### EXERCISE AIM
Which lines hold the word "Mind"? Copy each one.

(A block of data)
+===+

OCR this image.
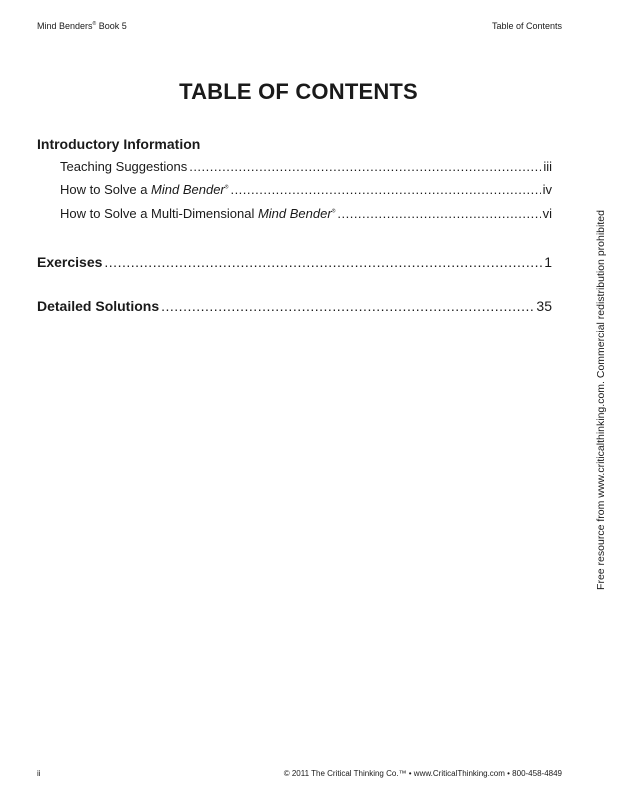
Mind Benders® Book 5	Table of Contents
TABLE OF CONTENTS
Introductory Information
Teaching Suggestions .....	iii
How to Solve a Mind Bender® .....	iv
How to Solve a Multi-Dimensional Mind Bender® .....	vi
Exercises .....	1
Detailed Solutions .....	35	Free resource from www.criticalthinking.com. Commercial redistribution prohibited
ii	© 2011 The Critical Thinking Co.™ • www.CriticalThinking.com • 800-458-4849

+===+

### EXPECTED ANSWER
Mind Benders® Book 5	Table of Contents
How to Solve a Mind Bender® .....	iv
How to Solve a Multi-Dimensional Mind Bender® .....	vi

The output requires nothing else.